-- BEGIN Entries --

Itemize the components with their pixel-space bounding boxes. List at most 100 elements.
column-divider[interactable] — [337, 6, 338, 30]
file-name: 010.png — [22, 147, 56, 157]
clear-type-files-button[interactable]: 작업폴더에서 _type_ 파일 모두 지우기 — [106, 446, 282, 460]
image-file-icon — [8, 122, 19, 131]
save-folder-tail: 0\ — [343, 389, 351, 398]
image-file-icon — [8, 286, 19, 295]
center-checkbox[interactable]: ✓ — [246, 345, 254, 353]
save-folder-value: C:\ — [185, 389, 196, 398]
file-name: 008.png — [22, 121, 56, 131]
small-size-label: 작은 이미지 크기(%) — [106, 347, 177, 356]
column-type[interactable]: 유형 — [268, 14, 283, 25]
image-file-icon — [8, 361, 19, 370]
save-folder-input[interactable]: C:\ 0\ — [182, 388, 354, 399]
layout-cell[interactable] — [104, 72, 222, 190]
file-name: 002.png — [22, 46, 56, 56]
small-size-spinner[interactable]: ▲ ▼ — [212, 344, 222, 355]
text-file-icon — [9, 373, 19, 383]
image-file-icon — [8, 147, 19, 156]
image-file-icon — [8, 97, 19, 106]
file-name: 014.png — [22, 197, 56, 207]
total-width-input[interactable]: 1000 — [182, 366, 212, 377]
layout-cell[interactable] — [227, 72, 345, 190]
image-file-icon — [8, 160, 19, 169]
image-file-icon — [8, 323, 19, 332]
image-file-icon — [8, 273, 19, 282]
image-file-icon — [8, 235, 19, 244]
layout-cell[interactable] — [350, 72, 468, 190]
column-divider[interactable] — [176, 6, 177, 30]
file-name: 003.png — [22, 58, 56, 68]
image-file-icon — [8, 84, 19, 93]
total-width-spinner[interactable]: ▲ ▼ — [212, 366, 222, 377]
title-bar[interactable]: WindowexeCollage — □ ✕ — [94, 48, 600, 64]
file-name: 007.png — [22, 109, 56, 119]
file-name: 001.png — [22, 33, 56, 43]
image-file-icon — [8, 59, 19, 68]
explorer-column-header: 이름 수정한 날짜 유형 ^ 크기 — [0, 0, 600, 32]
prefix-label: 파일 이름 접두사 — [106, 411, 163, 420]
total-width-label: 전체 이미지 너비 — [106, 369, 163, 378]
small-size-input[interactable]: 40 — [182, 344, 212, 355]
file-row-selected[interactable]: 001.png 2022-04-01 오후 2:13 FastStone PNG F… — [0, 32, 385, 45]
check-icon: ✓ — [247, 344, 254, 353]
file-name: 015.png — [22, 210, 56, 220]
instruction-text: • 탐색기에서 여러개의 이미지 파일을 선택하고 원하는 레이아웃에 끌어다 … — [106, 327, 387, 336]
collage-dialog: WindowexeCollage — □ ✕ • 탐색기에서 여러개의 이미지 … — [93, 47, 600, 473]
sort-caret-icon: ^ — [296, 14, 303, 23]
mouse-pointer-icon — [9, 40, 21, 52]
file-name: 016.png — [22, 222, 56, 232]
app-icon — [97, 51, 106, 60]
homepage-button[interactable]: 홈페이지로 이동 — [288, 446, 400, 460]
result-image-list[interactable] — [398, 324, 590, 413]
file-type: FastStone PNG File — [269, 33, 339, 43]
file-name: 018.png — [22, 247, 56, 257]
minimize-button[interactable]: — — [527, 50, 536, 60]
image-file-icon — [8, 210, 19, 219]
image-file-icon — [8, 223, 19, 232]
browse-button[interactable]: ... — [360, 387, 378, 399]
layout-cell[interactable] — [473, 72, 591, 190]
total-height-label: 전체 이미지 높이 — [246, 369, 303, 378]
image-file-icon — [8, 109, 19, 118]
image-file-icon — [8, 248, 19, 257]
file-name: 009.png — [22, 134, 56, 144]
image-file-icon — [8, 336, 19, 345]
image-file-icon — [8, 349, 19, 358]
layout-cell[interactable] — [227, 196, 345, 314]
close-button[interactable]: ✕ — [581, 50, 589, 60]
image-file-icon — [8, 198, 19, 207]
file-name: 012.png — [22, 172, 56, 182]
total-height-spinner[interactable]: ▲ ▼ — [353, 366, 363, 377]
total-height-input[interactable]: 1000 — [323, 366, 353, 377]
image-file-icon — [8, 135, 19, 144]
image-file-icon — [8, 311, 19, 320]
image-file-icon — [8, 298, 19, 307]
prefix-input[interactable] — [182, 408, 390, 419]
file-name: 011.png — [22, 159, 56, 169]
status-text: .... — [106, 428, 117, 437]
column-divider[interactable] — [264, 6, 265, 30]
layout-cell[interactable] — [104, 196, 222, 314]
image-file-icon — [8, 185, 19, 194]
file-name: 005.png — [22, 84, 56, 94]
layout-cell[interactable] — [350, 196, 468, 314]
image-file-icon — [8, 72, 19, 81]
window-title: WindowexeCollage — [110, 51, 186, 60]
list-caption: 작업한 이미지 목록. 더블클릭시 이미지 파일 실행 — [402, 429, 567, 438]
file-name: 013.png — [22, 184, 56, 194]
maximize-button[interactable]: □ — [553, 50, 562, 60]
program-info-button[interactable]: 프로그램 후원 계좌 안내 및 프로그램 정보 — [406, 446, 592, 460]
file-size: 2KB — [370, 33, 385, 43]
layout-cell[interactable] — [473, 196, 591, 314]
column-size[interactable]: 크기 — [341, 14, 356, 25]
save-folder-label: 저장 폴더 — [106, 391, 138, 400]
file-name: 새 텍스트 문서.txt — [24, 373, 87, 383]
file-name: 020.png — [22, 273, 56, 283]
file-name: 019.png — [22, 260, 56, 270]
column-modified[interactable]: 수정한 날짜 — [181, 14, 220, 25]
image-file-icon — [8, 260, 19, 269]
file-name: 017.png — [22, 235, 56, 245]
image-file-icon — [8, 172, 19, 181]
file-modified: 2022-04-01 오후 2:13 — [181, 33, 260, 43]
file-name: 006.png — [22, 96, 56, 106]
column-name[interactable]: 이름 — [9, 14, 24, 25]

-- END Entries --

**Set problem**: Convert the records, from their start through the line containing "clear-type-files-button[interactable]: 작업폴더에서 _type_", into a numbered list with no blank lines.

**Complete output**:
1. Itemize the components with their pixel-space bounding boxes. List at most 100 elements.
2. column-divider[interactable] — [337, 6, 338, 30]
3. file-name: 010.png — [22, 147, 56, 157]
4. clear-type-files-button[interactable]: 작업폴더에서 _type_ 파일 모두 지우기 — [106, 446, 282, 460]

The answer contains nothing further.